»»
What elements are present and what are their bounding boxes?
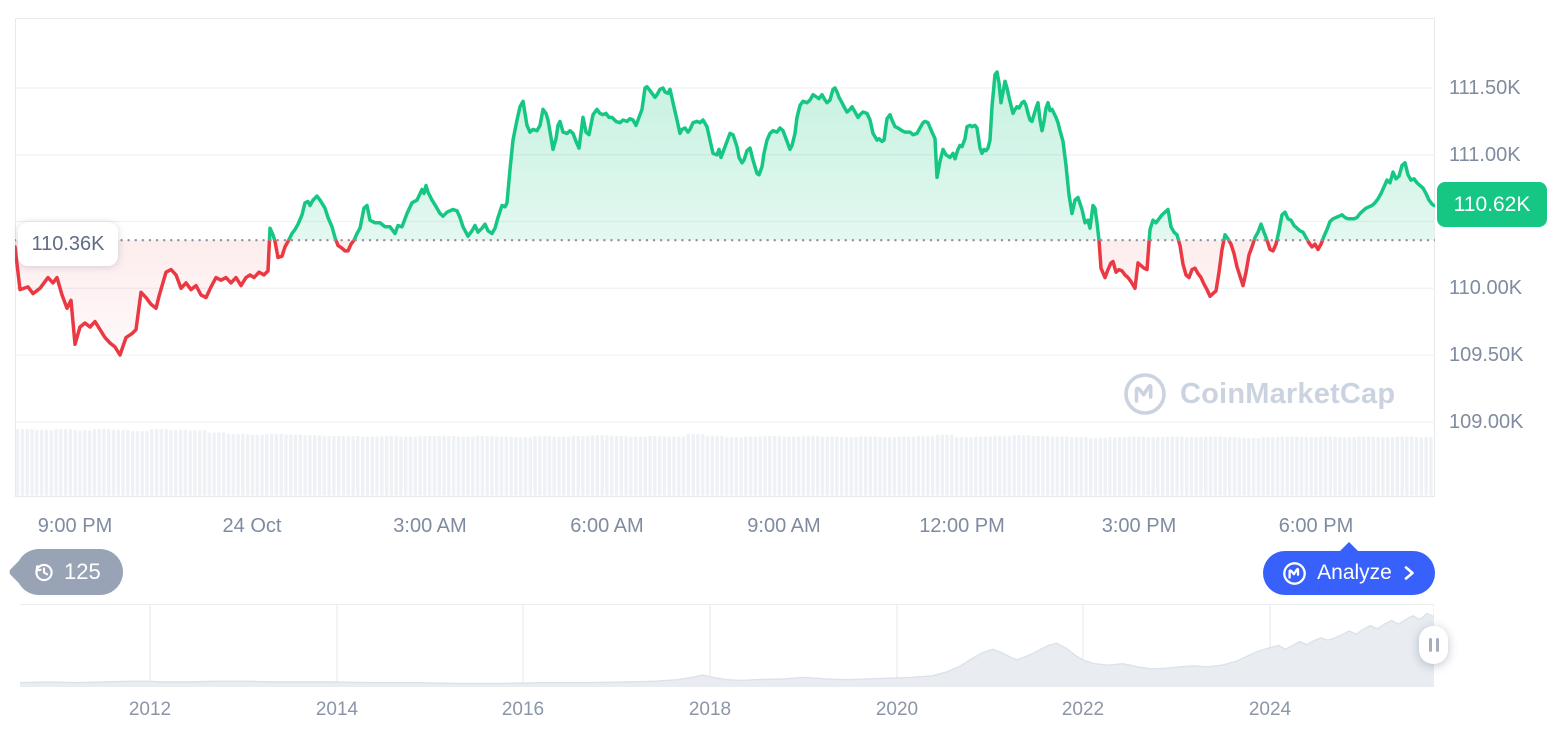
- minimap-year-tick: 2012: [128, 699, 172, 720]
- minimap-year-gridlines: [149, 605, 1434, 687]
- coinmarketcap-logo-icon: [1124, 373, 1166, 415]
- history-count: 125: [64, 559, 101, 584]
- minimap-year-tick: 2020: [875, 699, 919, 720]
- handle-grip-bar: [1428, 638, 1432, 652]
- minimap-year-tick: 2018: [688, 699, 732, 720]
- minimap-year-tick: 2024: [1248, 699, 1292, 720]
- history-count-badge[interactable]: 125: [16, 549, 123, 595]
- history-clock-icon: [35, 563, 53, 581]
- y-axis-tick: 109.00K: [1449, 411, 1524, 433]
- price-chart-svg[interactable]: [15, 18, 1435, 497]
- range-scrub-handle[interactable]: [1419, 626, 1448, 664]
- minimap-area: [20, 613, 1434, 687]
- baseline-price-value: 110.36K: [31, 232, 105, 255]
- coinmarketcap-watermark: CoinMarketCap: [1122, 371, 1395, 417]
- x-axis-tick: 3:00 AM: [393, 515, 467, 537]
- minimap-line: [20, 612, 1434, 685]
- volume-bars: [16, 429, 1433, 496]
- x-axis-tick: 3:00 PM: [1101, 515, 1177, 537]
- price-area-above-baseline: [267, 70, 1435, 241]
- coinmarketcap-logo-icon: [1283, 561, 1306, 585]
- y-axis-tick: 109.50K: [1449, 344, 1524, 366]
- x-axis-tick: 9:00 PM: [37, 515, 113, 537]
- handle-grip-bar: [1435, 638, 1439, 652]
- x-axis-tick: 6:00 AM: [570, 515, 644, 537]
- x-axis-tick: 6:00 PM: [1278, 515, 1354, 537]
- x-axis-tick: 12:00 PM: [919, 515, 1005, 537]
- y-axis-tick: 111.50K: [1449, 77, 1521, 99]
- horizontal-gridlines: [15, 87, 1435, 423]
- timeline-minimap[interactable]: [20, 604, 1434, 687]
- x-axis-tick: 24 Oct: [222, 515, 282, 537]
- baseline-price-label: 110.36K: [18, 222, 118, 266]
- minimap-year-tick: 2014: [315, 699, 359, 720]
- chevron-right-icon: [1404, 566, 1414, 580]
- y-axis-tick: 110.00K: [1449, 277, 1523, 299]
- analyze-label: Analyze: [1317, 561, 1392, 584]
- watermark-text: CoinMarketCap: [1180, 377, 1396, 410]
- analyze-button[interactable]: Analyze: [1263, 542, 1435, 595]
- minimap-year-tick: 2016: [501, 699, 545, 720]
- current-price-value: 110.62K: [1453, 192, 1531, 216]
- price-area-below-baseline: [15, 240, 1434, 357]
- y-axis-tick: 111.00K: [1449, 144, 1521, 166]
- minimap-history-svg[interactable]: [20, 605, 1434, 687]
- x-axis-tick: 9:00 AM: [747, 515, 821, 537]
- minimap-year-tick: 2022: [1061, 699, 1105, 720]
- current-price-badge: 110.62K: [1437, 182, 1547, 227]
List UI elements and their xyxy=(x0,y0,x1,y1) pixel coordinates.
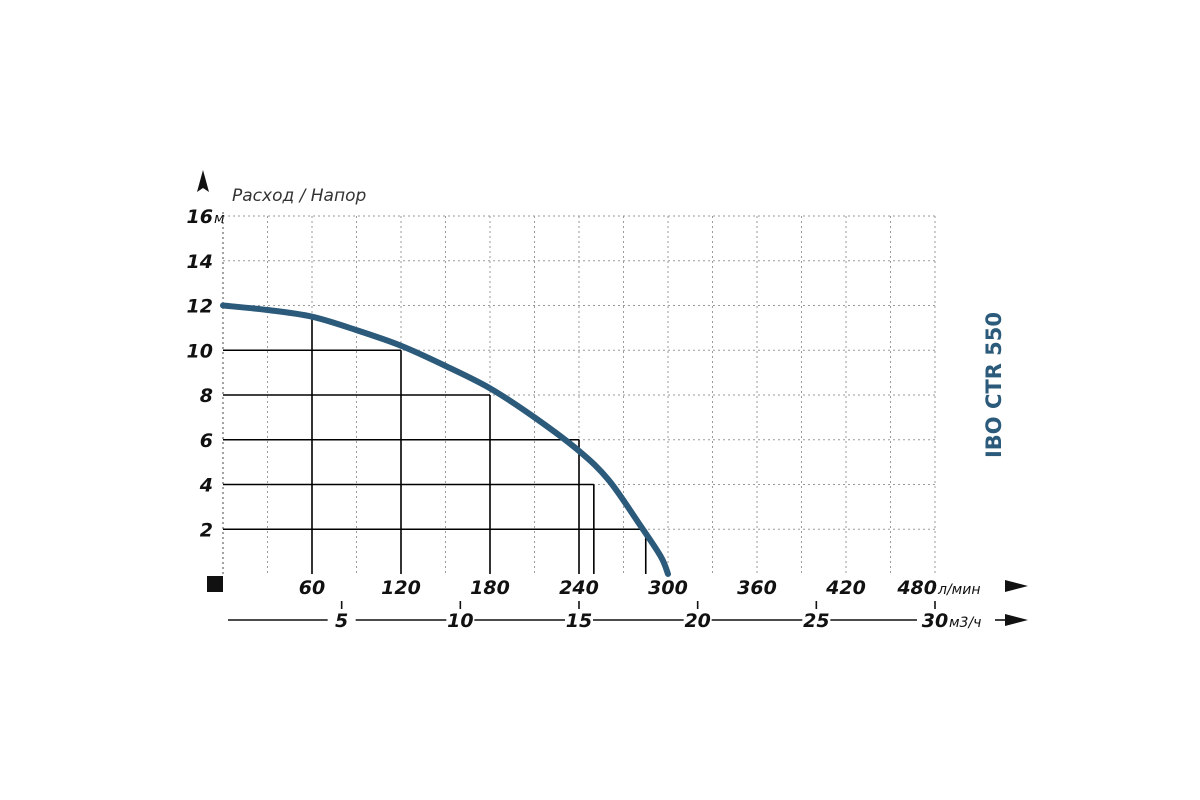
x-tick-label-m3h: 20 xyxy=(684,610,710,632)
y-tick-label: 2 xyxy=(200,519,213,541)
x-tick-label-lpm: 180 xyxy=(470,577,510,599)
x-tick-label-m3h: 15 xyxy=(566,610,592,632)
y-unit-label: м xyxy=(214,211,225,227)
guide-lines xyxy=(223,316,647,574)
y-axis-arrow xyxy=(197,170,209,192)
x-tick-label-lpm: 120 xyxy=(381,577,421,599)
x-tick-label-m3h: 10 xyxy=(447,610,473,632)
y-tick-label: 16 xyxy=(187,206,213,228)
x-axis-arrow-m3h xyxy=(1005,614,1028,626)
x-tick-label-lpm: 420 xyxy=(825,577,866,599)
x-tick-label-m3h: 30 xyxy=(922,610,948,632)
x-tick-label-m3h: 25 xyxy=(803,610,829,632)
chart-title: Расход / Напор xyxy=(232,186,366,206)
y-tick-label: 12 xyxy=(187,296,213,318)
x-axis-arrow-lpm xyxy=(1005,580,1028,592)
y-tick-label: 8 xyxy=(200,385,213,407)
y-tick-label: 4 xyxy=(199,475,213,497)
y-tick-label: 14 xyxy=(187,251,213,273)
origin-marker xyxy=(207,576,223,592)
y-tick-label: 10 xyxy=(187,340,213,362)
x-unit-lpm: л/мин xyxy=(937,582,980,598)
pump-curve xyxy=(220,302,671,577)
x-tick-label-lpm: 300 xyxy=(648,577,688,599)
x-tick-label-lpm: 480 xyxy=(896,577,937,599)
x-tick-label-m3h: 5 xyxy=(335,610,348,632)
y-tick-label: 6 xyxy=(200,430,213,452)
model-label: IBO CTR 550 xyxy=(982,312,1006,458)
x-tick-label-lpm: 60 xyxy=(299,577,325,599)
x-unit-m3h: м3/ч xyxy=(949,615,981,631)
x-tick-label-lpm: 240 xyxy=(559,577,599,599)
x-tick-label-lpm: 360 xyxy=(737,577,777,599)
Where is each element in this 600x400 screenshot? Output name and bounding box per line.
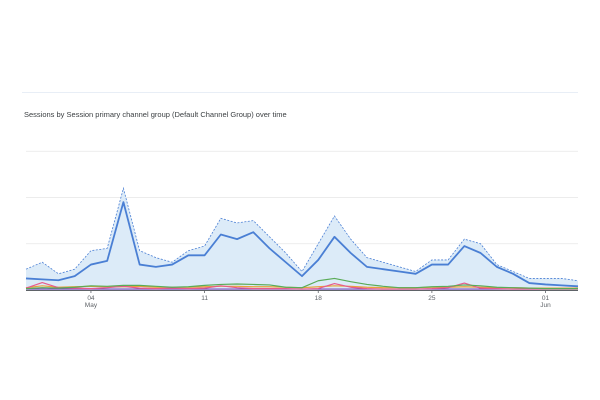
series-lines: [25, 201, 579, 290]
x-tick-label-3: 25: [428, 295, 436, 302]
x-tick-label-2: 18: [315, 295, 323, 302]
chart-title: Sessions by Session primary channel grou…: [24, 110, 287, 119]
x-tick-sublabel-4: Jun: [540, 302, 551, 309]
series-line-2: [25, 282, 578, 290]
band-area: [26, 188, 578, 290]
gridlines: [26, 150, 578, 245]
series-line-1: [25, 277, 578, 290]
x-tick-sublabel-0: May: [85, 302, 98, 309]
series-line-0: [25, 201, 579, 288]
band-upper-edge: [25, 186, 579, 282]
chart-card: Sessions by Session primary channel grou…: [22, 92, 582, 322]
card-divider: [22, 92, 578, 93]
x-tick-label-4: 01: [542, 295, 550, 302]
forecast-band: [25, 186, 579, 290]
x-tick-label-0: 04: [87, 295, 95, 302]
x-tick-label-1: 11: [201, 295, 208, 302]
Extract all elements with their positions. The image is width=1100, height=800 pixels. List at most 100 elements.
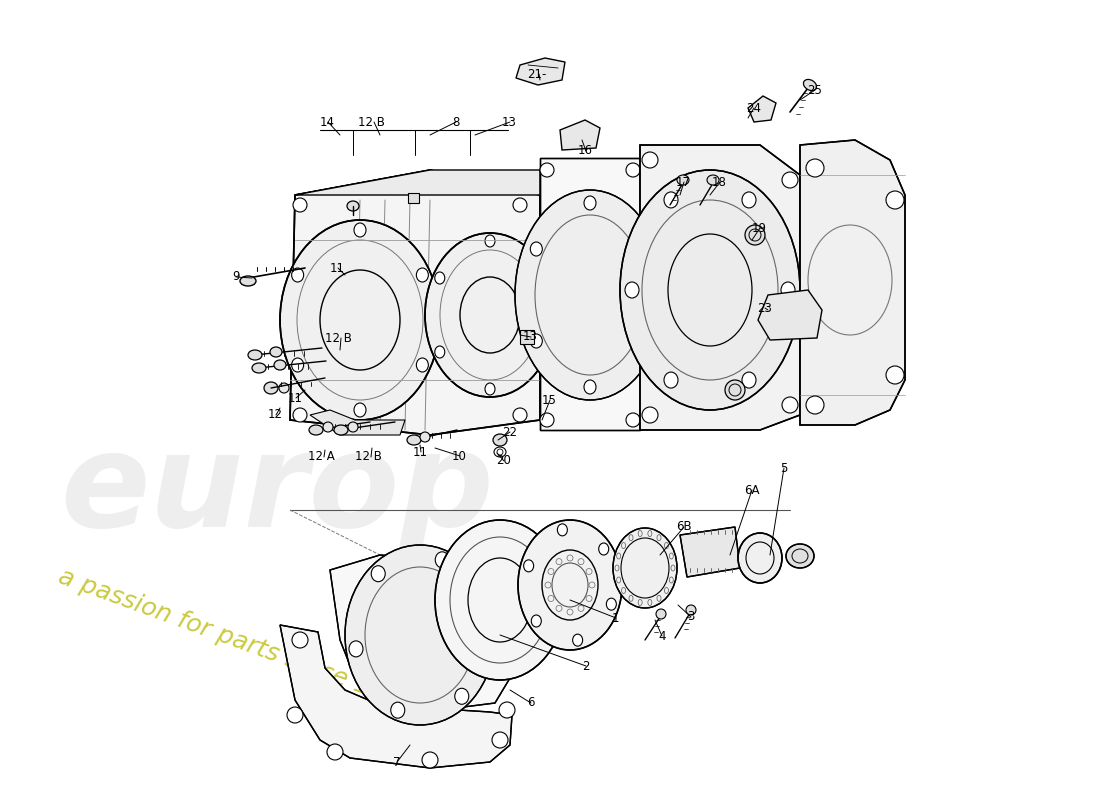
Ellipse shape xyxy=(803,79,816,90)
Ellipse shape xyxy=(742,192,756,208)
Bar xyxy=(408,193,419,203)
Ellipse shape xyxy=(293,198,307,212)
Ellipse shape xyxy=(598,543,608,555)
Polygon shape xyxy=(800,140,905,425)
Ellipse shape xyxy=(642,407,658,423)
Ellipse shape xyxy=(786,544,814,568)
Ellipse shape xyxy=(781,282,795,298)
Text: 11: 11 xyxy=(288,391,302,405)
Ellipse shape xyxy=(782,172,797,188)
Ellipse shape xyxy=(613,528,676,608)
Text: 18: 18 xyxy=(712,175,727,189)
Ellipse shape xyxy=(676,175,689,185)
Text: 3: 3 xyxy=(688,610,694,623)
Ellipse shape xyxy=(626,163,640,177)
Text: 12 B: 12 B xyxy=(355,450,382,463)
Text: 8: 8 xyxy=(452,115,460,129)
Ellipse shape xyxy=(558,524,568,536)
Ellipse shape xyxy=(279,383,289,393)
Text: 20: 20 xyxy=(496,454,510,467)
Ellipse shape xyxy=(417,358,428,372)
Ellipse shape xyxy=(287,707,303,723)
Polygon shape xyxy=(680,527,740,577)
Text: 6A: 6A xyxy=(744,483,759,497)
Ellipse shape xyxy=(354,223,366,237)
Text: 22: 22 xyxy=(502,426,517,438)
Text: 12 B: 12 B xyxy=(324,331,352,345)
Ellipse shape xyxy=(436,552,449,568)
Text: 2: 2 xyxy=(582,659,590,673)
Ellipse shape xyxy=(264,382,278,394)
Polygon shape xyxy=(560,120,600,150)
Text: 15: 15 xyxy=(542,394,557,406)
Text: 1: 1 xyxy=(612,611,619,625)
Text: 5: 5 xyxy=(780,462,788,474)
Ellipse shape xyxy=(492,732,508,748)
Ellipse shape xyxy=(806,159,824,177)
Text: 13: 13 xyxy=(522,330,538,343)
Ellipse shape xyxy=(485,235,495,247)
Ellipse shape xyxy=(274,360,286,370)
Text: 13: 13 xyxy=(502,115,517,129)
Ellipse shape xyxy=(518,520,622,650)
Ellipse shape xyxy=(323,422,333,432)
Text: 16: 16 xyxy=(578,145,593,158)
Ellipse shape xyxy=(638,334,650,348)
Ellipse shape xyxy=(434,520,565,680)
Ellipse shape xyxy=(420,432,430,442)
Ellipse shape xyxy=(536,272,546,284)
Ellipse shape xyxy=(886,191,904,209)
Ellipse shape xyxy=(309,425,323,435)
Ellipse shape xyxy=(434,272,444,284)
Ellipse shape xyxy=(354,403,366,417)
Ellipse shape xyxy=(417,268,428,282)
Text: 21-: 21- xyxy=(527,67,547,81)
Polygon shape xyxy=(295,170,540,195)
Ellipse shape xyxy=(407,435,421,445)
Ellipse shape xyxy=(349,641,363,657)
Ellipse shape xyxy=(806,396,824,414)
Ellipse shape xyxy=(252,363,266,373)
Ellipse shape xyxy=(540,163,554,177)
Bar xyxy=(520,330,534,344)
Ellipse shape xyxy=(454,688,469,704)
Ellipse shape xyxy=(686,605,696,615)
Ellipse shape xyxy=(293,408,307,422)
Text: 19: 19 xyxy=(752,222,767,234)
Ellipse shape xyxy=(425,233,556,397)
Text: 11: 11 xyxy=(330,262,345,274)
Text: 24: 24 xyxy=(746,102,761,114)
Text: 4: 4 xyxy=(658,630,666,642)
Ellipse shape xyxy=(493,434,507,446)
Text: 9: 9 xyxy=(232,270,240,283)
Text: 10: 10 xyxy=(452,450,466,462)
Text: 25: 25 xyxy=(807,83,822,97)
Polygon shape xyxy=(280,625,512,768)
Ellipse shape xyxy=(345,545,495,725)
Ellipse shape xyxy=(584,380,596,394)
Text: 14: 14 xyxy=(320,115,336,129)
Text: 17: 17 xyxy=(676,175,691,189)
Ellipse shape xyxy=(738,533,782,583)
Text: 12 B: 12 B xyxy=(358,115,385,129)
Ellipse shape xyxy=(371,566,385,582)
Ellipse shape xyxy=(745,225,764,245)
Ellipse shape xyxy=(499,702,515,718)
Text: europ: europ xyxy=(60,426,494,554)
Ellipse shape xyxy=(434,346,444,358)
Ellipse shape xyxy=(478,627,492,643)
Text: 6B: 6B xyxy=(676,521,692,534)
Ellipse shape xyxy=(327,744,343,760)
Ellipse shape xyxy=(524,560,534,572)
Ellipse shape xyxy=(742,372,756,388)
Ellipse shape xyxy=(638,242,650,256)
Polygon shape xyxy=(330,555,510,710)
Ellipse shape xyxy=(536,346,546,358)
Text: 6: 6 xyxy=(527,697,535,710)
Ellipse shape xyxy=(292,268,304,282)
Polygon shape xyxy=(516,58,565,85)
Polygon shape xyxy=(748,96,775,122)
Polygon shape xyxy=(758,290,822,340)
Ellipse shape xyxy=(625,282,639,298)
Ellipse shape xyxy=(513,408,527,422)
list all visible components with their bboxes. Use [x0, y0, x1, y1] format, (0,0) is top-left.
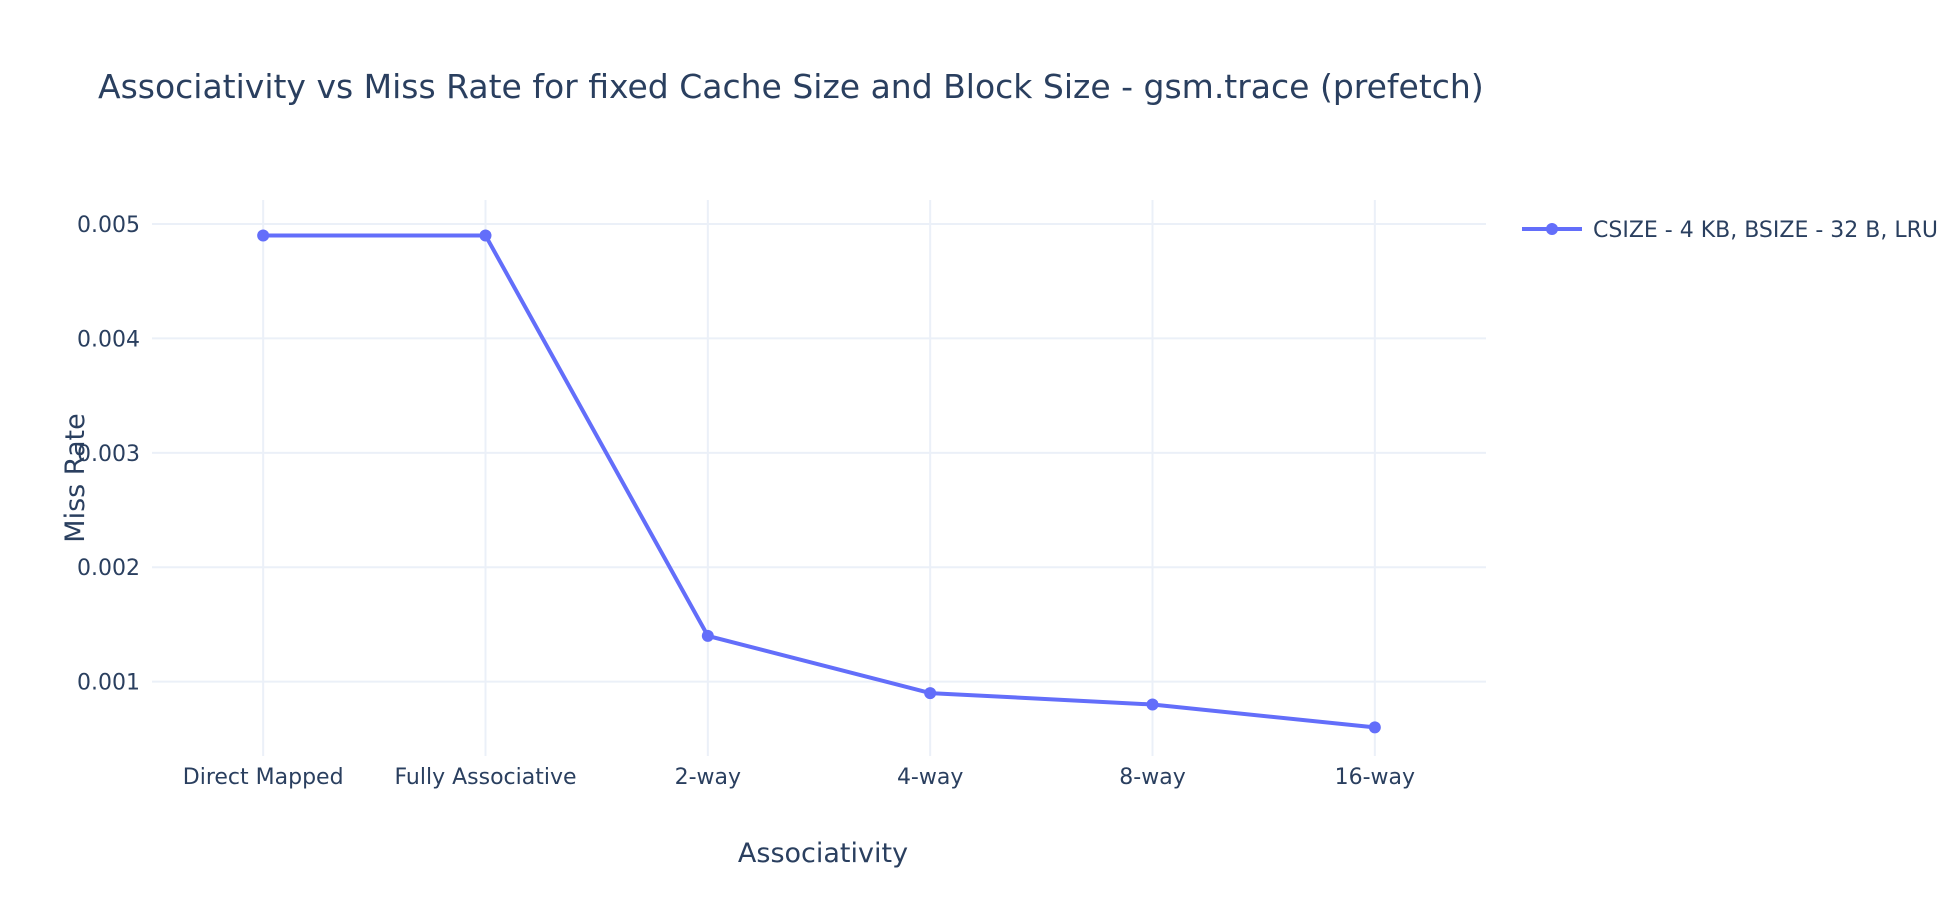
««
→ **WHAT TO PRODUCE**
Transcribe the rows from the line containing "- minimap-year-tick: 2012: [128, 699, 172, 720]" through the line containing "- minimap-year-tick: 2018: [688, 699, 732, 720]", inclusive, with no changes.

→ **OUTPUT BELOW**
- minimap-year-tick: 2012: [128, 699, 172, 720]
- minimap-year-gridlines: [149, 605, 1434, 687]
- coinmarketcap-logo-icon: [1124, 373, 1166, 415]
- history-count: 125: [64, 559, 101, 584]
- minimap-year-tick: 2020: [875, 699, 919, 720]
- handle-grip-bar: [1428, 638, 1432, 652]
- minimap-year-tick: 2018: [688, 699, 732, 720]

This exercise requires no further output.